**RECORDS PROVIDED**
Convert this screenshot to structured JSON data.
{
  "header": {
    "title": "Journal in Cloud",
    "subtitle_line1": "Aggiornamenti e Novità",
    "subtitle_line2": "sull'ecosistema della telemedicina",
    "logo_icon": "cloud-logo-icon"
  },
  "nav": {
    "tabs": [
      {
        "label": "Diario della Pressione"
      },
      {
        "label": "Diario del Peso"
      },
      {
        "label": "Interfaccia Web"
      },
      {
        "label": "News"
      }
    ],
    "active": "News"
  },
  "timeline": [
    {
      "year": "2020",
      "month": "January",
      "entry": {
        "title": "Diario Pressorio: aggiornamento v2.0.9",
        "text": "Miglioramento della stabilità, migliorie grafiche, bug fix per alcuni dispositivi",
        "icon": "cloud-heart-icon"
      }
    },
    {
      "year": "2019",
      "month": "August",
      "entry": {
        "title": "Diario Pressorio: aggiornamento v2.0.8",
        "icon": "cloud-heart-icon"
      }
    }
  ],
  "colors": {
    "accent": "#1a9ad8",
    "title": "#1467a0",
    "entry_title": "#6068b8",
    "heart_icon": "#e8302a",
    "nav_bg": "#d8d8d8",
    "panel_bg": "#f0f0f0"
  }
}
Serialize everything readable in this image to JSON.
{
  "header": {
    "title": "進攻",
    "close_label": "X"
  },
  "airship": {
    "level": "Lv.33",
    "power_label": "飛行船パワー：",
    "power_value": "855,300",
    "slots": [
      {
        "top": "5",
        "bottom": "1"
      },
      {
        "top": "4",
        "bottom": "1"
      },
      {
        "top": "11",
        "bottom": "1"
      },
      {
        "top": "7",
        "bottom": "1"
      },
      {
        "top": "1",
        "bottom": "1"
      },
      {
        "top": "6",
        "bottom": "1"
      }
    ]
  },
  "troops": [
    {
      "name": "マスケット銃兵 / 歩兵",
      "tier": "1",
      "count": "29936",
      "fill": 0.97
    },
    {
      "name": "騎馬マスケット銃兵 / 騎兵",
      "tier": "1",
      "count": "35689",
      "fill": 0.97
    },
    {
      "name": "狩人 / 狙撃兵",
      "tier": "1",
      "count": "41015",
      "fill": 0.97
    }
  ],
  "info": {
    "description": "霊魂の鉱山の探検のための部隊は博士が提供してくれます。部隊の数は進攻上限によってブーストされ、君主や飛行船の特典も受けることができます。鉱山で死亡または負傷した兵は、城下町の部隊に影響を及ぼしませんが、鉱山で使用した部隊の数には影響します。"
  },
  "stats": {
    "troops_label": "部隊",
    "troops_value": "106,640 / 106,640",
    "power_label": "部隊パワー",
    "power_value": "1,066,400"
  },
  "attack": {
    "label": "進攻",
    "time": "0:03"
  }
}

**INSTRUCTIONS FOR THE TASK**
Set down every line of the listing above again, exactly as given.

**RESPONSE TO THIS TASK**
Convert this screenshot to structured JSON data.
{
  "header": {
    "title": "Journal in Cloud",
    "subtitle_line1": "Aggiornamenti e Novità",
    "subtitle_line2": "sull'ecosistema della telemedicina",
    "logo_icon": "cloud-logo-icon"
  },
  "nav": {
    "tabs": [
      {
        "label": "Diario della Pressione"
      },
      {
        "label": "Diario del Peso"
      },
      {
        "label": "Interfaccia Web"
      },
      {
        "label": "News"
      }
    ],
    "active": "News"
  },
  "timeline": [
    {
      "year": "2020",
      "month": "January",
      "entry": {
        "title": "Diario Pressorio: aggiornamento v2.0.9",
        "text": "Miglioramento della stabilità, migliorie grafiche, bug fix per alcuni dispositivi",
        "icon": "cloud-heart-icon"
      }
    },
    {
      "year": "2019",
      "month": "August",
      "entry": {
        "title": "Diario Pressorio: aggiornamento v2.0.8",
        "icon": "cloud-heart-icon"
      }
    }
  ],
  "colors": {
    "accent": "#1a9ad8",
    "title": "#1467a0",
    "entry_title": "#6068b8",
    "heart_icon": "#e8302a",
    "nav_bg": "#d8d8d8",
    "panel_bg": "#f0f0f0"
  }
}
Serialize everything readable in this image to JSON.
{
  "header": {
    "title": "進攻",
    "close_label": "X"
  },
  "airship": {
    "level": "Lv.33",
    "power_label": "飛行船パワー：",
    "power_value": "855,300",
    "slots": [
      {
        "top": "5",
        "bottom": "1"
      },
      {
        "top": "4",
        "bottom": "1"
      },
      {
        "top": "11",
        "bottom": "1"
      },
      {
        "top": "7",
        "bottom": "1"
      },
      {
        "top": "1",
        "bottom": "1"
      },
      {
        "top": "6",
        "bottom": "1"
      }
    ]
  },
  "troops": [
    {
      "name": "マスケット銃兵 / 歩兵",
      "tier": "1",
      "count": "29936",
      "fill": 0.97
    },
    {
      "name": "騎馬マスケット銃兵 / 騎兵",
      "tier": "1",
      "count": "35689",
      "fill": 0.97
    },
    {
      "name": "狩人 / 狙撃兵",
      "tier": "1",
      "count": "41015",
      "fill": 0.97
    }
  ],
  "info": {
    "description": "霊魂の鉱山の探検のための部隊は博士が提供してくれます。部隊の数は進攻上限によってブーストされ、君主や飛行船の特典も受けることができます。鉱山で死亡または負傷した兵は、城下町の部隊に影響を及ぼしませんが、鉱山で使用した部隊の数には影響します。"
  },
  "stats": {
    "troops_label": "部隊",
    "troops_value": "106,640 / 106,640",
    "power_label": "部隊パワー",
    "power_value": "1,066,400"
  },
  "attack": {
    "label": "進攻",
    "time": "0:03"
  }
}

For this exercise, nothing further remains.